------ Data listing ------

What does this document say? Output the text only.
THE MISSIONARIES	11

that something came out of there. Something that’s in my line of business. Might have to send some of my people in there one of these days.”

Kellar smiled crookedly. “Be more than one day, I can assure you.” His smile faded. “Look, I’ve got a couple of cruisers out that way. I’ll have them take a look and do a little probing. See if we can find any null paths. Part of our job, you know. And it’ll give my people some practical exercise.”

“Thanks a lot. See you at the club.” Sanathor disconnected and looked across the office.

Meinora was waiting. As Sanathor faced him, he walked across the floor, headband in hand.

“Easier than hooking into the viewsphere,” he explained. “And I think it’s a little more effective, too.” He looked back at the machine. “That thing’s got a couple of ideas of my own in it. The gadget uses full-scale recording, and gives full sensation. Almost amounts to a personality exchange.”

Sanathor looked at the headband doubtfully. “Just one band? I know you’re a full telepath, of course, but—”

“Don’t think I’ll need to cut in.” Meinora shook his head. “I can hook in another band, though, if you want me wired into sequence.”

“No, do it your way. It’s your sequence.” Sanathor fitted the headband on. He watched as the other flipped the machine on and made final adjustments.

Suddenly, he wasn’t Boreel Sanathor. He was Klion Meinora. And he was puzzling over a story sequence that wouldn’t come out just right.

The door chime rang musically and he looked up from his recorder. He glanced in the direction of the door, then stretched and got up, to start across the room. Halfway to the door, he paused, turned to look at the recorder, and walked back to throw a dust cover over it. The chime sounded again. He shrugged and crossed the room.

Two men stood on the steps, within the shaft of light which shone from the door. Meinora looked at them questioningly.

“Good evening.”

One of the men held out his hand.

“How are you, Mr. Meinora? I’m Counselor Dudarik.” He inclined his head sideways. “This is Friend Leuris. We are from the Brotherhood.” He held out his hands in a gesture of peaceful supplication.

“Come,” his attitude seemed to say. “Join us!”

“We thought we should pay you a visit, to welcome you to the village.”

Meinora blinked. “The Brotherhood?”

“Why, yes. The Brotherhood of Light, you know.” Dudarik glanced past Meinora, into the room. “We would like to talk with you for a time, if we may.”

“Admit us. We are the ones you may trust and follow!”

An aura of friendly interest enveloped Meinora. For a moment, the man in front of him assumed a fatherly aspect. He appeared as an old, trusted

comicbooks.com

------

- [What this task involves] Above are the records; retype them all without a single difference.

- [Answer below]
What does this document say? Output the text only.
THE MISSIONARIES	11

that something came out of there. Something that’s in my line of business. Might have to send some of my people in there one of these days.”

Kellar smiled crookedly. “Be more than one day, I can assure you.” His smile faded. “Look, I’ve got a couple of cruisers out that way. I’ll have them take a look and do a little probing. See if we can find any null paths. Part of our job, you know. And it’ll give my people some practical exercise.”

“Thanks a lot. See you at the club.” Sanathor disconnected and looked across the office.

Meinora was waiting. As Sanathor faced him, he walked across the floor, headband in hand.

“Easier than hooking into the viewsphere,” he explained. “And I think it’s a little more effective, too.” He looked back at the machine. “That thing’s got a couple of ideas of my own in it. The gadget uses full-scale recording, and gives full sensation. Almost amounts to a personality exchange.”

Sanathor looked at the headband doubtfully. “Just one band? I know you’re a full telepath, of course, but—”

“Don’t think I’ll need to cut in.” Meinora shook his head. “I can hook in another band, though, if you want me wired into sequence.”

“No, do it your way. It’s your sequence.” Sanathor fitted the headband on. He watched as the other flipped the machine on and made final adjustments.

Suddenly, he wasn’t Boreel Sanathor. He was Klion Meinora. And he was puzzling over a story sequence that wouldn’t come out just right.

The door chime rang musically and he looked up from his recorder. He glanced in the direction of the door, then stretched and got up, to start across the room. Halfway to the door, he paused, turned to look at the recorder, and walked back to throw a dust cover over it. The chime sounded again. He shrugged and crossed the room.

Two men stood on the steps, within the shaft of light which shone from the door. Meinora looked at them questioningly.

“Good evening.”

One of the men held out his hand.

“How are you, Mr. Meinora? I’m Counselor Dudarik.” He inclined his head sideways. “This is Friend Leuris. We are from the Brotherhood.” He held out his hands in a gesture of peaceful supplication.

“Come,” his attitude seemed to say. “Join us!”

“We thought we should pay you a visit, to welcome you to the village.”

Meinora blinked. “The Brotherhood?”

“Why, yes. The Brotherhood of Light, you know.” Dudarik glanced past Meinora, into the room. “We would like to talk with you for a time, if we may.”

“Admit us. We are the ones you may trust and follow!”

An aura of friendly interest enveloped Meinora. For a moment, the man in front of him assumed a fatherly aspect. He appeared as an old, trusted

comicbooks.com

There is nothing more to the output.